## Written exercise
Reproduce all lines of the listing below in which the word "screenshot" occurs.

+---+

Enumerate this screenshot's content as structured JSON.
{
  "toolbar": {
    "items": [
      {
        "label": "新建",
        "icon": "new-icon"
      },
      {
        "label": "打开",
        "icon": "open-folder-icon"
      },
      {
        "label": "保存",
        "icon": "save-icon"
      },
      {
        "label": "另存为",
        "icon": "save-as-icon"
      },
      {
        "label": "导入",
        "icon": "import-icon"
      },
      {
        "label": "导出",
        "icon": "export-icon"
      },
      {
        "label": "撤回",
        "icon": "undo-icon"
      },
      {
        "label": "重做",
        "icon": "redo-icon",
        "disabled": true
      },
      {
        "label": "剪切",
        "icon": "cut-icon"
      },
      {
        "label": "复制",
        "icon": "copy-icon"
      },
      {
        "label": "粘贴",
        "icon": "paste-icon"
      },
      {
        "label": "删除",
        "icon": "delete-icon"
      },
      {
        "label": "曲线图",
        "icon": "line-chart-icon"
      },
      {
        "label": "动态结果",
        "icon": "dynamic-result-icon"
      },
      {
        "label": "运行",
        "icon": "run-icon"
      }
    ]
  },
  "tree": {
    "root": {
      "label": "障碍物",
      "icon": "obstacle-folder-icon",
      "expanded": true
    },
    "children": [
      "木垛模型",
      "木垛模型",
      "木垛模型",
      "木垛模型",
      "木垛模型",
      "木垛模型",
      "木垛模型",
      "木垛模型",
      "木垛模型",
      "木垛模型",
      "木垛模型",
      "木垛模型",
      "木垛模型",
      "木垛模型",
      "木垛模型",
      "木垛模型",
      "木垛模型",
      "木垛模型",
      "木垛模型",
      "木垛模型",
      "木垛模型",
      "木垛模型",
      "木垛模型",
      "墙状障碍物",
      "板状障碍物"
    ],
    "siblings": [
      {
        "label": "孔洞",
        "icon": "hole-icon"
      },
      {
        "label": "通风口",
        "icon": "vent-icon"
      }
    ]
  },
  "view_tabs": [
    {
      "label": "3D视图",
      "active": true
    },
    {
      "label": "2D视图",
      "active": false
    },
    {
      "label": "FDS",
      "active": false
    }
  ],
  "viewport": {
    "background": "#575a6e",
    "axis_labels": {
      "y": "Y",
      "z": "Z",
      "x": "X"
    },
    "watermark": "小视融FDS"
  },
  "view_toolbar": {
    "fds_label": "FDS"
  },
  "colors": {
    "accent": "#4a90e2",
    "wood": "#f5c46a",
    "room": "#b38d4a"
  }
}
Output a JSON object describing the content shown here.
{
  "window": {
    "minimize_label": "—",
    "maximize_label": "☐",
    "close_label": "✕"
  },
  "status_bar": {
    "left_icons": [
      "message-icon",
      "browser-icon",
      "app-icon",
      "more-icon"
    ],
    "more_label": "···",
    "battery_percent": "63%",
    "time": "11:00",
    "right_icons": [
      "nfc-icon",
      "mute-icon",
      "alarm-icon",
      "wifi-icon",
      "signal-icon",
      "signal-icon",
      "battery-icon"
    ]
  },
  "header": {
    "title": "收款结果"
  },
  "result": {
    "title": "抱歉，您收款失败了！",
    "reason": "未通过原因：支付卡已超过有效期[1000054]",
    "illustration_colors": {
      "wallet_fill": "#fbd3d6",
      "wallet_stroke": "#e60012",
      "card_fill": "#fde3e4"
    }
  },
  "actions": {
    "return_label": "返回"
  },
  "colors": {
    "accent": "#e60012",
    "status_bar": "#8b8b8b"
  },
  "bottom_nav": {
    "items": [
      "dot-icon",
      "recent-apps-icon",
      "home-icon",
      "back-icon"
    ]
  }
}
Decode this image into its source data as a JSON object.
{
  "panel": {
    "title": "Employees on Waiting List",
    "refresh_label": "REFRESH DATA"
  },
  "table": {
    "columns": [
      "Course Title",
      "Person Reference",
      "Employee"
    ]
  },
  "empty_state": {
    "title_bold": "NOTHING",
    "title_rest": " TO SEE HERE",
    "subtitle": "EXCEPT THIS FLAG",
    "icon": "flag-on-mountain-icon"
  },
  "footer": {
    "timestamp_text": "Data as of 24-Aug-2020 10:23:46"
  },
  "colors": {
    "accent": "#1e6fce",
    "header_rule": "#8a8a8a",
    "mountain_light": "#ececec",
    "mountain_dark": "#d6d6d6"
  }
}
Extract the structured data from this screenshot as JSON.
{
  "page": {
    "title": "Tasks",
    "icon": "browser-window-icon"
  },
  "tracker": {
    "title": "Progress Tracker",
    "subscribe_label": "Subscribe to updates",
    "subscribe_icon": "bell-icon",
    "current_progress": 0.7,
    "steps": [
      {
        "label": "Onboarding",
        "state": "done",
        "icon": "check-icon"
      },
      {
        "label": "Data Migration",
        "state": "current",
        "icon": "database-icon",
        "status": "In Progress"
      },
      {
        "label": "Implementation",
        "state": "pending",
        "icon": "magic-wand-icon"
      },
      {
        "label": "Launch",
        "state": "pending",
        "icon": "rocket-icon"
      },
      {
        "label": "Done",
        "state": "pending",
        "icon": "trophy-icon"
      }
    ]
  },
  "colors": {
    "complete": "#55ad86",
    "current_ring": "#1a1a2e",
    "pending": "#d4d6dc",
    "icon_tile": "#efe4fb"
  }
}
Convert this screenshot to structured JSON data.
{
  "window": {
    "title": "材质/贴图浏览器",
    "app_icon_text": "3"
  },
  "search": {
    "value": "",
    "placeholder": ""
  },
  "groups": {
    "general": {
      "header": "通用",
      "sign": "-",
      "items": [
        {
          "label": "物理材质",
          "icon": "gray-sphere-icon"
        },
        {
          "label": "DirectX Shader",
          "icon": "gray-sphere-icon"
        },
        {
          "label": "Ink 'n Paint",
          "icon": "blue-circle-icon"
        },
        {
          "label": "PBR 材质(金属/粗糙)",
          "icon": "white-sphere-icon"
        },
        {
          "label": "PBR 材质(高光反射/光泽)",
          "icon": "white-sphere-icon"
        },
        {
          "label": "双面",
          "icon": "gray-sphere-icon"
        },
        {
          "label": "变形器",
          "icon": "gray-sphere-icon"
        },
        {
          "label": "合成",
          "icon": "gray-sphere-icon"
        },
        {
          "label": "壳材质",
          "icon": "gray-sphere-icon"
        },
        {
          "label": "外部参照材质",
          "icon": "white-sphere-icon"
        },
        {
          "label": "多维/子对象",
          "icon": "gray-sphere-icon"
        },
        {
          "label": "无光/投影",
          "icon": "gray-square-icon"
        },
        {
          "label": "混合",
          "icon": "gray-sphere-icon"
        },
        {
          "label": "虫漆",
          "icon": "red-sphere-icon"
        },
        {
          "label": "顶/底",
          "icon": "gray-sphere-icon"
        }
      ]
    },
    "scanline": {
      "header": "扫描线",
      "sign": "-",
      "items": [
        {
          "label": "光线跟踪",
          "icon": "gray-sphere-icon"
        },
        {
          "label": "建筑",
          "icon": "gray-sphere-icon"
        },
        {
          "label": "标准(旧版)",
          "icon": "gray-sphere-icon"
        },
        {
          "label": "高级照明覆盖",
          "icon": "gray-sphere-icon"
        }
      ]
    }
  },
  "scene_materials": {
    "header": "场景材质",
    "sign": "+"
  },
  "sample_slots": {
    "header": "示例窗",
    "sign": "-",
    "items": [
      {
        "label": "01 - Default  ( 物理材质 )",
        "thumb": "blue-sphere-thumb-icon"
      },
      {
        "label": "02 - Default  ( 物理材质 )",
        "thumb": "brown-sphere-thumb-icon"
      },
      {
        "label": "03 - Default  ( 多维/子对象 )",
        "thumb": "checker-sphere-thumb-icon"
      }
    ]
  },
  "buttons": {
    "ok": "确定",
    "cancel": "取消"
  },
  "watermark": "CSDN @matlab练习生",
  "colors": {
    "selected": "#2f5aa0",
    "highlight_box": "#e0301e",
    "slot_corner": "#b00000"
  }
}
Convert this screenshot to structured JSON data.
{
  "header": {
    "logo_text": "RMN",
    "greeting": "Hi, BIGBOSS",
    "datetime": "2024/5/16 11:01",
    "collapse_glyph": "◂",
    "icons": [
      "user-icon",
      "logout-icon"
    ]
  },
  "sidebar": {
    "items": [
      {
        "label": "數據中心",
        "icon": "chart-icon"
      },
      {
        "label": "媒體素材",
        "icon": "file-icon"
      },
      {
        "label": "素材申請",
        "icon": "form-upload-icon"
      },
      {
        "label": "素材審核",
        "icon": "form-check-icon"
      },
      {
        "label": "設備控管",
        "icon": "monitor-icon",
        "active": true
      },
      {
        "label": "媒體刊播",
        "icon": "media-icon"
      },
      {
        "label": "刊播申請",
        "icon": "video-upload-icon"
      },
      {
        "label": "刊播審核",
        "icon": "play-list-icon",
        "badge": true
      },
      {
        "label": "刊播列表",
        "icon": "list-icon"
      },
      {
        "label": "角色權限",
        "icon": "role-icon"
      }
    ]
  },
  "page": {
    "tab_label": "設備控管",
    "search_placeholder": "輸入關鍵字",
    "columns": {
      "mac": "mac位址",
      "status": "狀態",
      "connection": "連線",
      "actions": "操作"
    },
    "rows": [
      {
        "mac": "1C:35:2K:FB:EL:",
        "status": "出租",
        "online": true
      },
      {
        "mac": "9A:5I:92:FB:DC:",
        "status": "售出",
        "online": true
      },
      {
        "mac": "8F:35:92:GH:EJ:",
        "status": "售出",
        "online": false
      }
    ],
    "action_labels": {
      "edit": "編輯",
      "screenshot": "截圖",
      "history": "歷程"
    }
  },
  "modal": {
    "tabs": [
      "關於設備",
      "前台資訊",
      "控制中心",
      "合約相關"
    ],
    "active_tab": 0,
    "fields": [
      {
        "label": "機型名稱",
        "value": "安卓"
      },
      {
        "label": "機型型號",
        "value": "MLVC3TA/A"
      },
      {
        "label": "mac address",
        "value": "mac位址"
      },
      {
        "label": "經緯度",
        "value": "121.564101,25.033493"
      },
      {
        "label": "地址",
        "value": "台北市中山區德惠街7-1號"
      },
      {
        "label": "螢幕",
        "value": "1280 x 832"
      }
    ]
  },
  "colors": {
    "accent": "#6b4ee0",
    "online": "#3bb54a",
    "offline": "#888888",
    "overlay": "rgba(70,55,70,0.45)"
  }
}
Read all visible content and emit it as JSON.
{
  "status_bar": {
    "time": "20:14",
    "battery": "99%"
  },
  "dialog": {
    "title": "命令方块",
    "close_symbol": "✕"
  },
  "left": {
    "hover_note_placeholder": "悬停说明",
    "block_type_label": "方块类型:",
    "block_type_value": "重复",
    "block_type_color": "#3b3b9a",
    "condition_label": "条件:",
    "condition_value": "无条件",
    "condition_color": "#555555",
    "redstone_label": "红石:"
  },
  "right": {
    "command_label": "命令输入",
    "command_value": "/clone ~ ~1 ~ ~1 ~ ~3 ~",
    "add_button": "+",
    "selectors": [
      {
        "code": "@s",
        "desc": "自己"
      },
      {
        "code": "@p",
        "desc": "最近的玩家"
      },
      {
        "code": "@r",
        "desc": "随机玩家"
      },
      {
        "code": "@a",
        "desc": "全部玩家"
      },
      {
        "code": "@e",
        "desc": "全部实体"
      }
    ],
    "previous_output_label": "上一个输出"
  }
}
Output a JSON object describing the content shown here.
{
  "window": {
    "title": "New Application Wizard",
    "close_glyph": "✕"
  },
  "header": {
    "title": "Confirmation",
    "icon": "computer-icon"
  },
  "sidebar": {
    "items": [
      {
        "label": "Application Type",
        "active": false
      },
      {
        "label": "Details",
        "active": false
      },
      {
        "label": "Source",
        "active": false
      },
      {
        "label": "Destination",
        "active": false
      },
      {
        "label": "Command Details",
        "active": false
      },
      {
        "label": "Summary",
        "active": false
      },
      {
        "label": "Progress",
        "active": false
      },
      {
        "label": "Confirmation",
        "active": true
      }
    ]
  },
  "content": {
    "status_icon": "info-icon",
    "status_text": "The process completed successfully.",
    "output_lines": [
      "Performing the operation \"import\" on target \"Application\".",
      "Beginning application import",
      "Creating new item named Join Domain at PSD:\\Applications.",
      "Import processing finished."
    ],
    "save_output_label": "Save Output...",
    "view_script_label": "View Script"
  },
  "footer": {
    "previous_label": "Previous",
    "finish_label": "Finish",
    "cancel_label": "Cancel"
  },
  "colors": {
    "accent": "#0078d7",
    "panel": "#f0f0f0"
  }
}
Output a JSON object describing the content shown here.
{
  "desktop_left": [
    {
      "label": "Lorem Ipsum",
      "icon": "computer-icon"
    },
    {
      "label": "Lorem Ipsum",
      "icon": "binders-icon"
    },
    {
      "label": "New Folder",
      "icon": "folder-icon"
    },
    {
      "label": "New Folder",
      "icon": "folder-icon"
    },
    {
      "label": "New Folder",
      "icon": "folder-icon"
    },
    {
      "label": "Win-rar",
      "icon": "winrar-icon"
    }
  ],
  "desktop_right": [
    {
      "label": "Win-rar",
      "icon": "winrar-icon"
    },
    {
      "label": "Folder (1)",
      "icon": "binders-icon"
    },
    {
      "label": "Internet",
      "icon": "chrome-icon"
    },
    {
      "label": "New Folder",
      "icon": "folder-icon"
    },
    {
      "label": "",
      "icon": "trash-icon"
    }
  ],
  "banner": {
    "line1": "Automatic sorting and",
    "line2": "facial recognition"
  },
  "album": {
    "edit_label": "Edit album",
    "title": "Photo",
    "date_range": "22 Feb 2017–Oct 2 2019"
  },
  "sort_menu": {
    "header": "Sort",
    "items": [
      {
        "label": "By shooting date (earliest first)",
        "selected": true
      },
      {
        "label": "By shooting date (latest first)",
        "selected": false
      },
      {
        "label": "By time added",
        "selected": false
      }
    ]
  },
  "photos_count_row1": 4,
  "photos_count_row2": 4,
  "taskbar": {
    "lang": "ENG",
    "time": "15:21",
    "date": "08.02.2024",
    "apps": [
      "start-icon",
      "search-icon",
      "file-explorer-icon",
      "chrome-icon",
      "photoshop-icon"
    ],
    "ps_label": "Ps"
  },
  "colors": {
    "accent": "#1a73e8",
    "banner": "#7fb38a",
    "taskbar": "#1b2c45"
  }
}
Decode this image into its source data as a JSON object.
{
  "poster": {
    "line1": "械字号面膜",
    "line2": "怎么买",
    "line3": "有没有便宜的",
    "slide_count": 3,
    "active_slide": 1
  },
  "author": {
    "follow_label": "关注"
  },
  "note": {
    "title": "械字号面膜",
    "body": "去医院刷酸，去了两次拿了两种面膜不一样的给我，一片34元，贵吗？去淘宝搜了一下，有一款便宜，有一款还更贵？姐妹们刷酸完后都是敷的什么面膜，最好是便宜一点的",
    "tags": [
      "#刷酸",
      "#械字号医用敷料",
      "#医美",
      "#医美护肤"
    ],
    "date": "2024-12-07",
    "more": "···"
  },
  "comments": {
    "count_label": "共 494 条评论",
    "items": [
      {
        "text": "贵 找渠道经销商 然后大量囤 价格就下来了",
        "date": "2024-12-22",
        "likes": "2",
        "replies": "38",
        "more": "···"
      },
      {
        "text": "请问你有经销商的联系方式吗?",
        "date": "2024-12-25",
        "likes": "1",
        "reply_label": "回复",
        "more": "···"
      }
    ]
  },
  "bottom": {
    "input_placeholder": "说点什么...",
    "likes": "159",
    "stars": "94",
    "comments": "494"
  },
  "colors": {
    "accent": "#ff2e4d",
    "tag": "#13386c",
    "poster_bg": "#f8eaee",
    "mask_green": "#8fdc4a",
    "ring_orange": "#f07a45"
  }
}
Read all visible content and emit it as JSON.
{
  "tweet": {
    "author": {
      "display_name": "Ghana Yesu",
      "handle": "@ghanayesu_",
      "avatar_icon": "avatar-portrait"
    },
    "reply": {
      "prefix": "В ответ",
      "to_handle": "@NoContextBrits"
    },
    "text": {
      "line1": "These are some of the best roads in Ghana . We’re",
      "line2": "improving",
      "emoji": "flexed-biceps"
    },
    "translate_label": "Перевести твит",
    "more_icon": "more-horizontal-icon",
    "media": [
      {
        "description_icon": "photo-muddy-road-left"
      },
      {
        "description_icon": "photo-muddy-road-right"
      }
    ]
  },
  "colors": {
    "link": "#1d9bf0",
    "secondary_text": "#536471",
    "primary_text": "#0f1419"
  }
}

+---+

## Reply to the exercise
Enumerate this screenshot's content as structured JSON.
Extract the structured data from this screenshot as JSON.
Convert this screenshot to structured JSON data.
Convert this screenshot to structured JSON data.
      "screenshot": "截圖",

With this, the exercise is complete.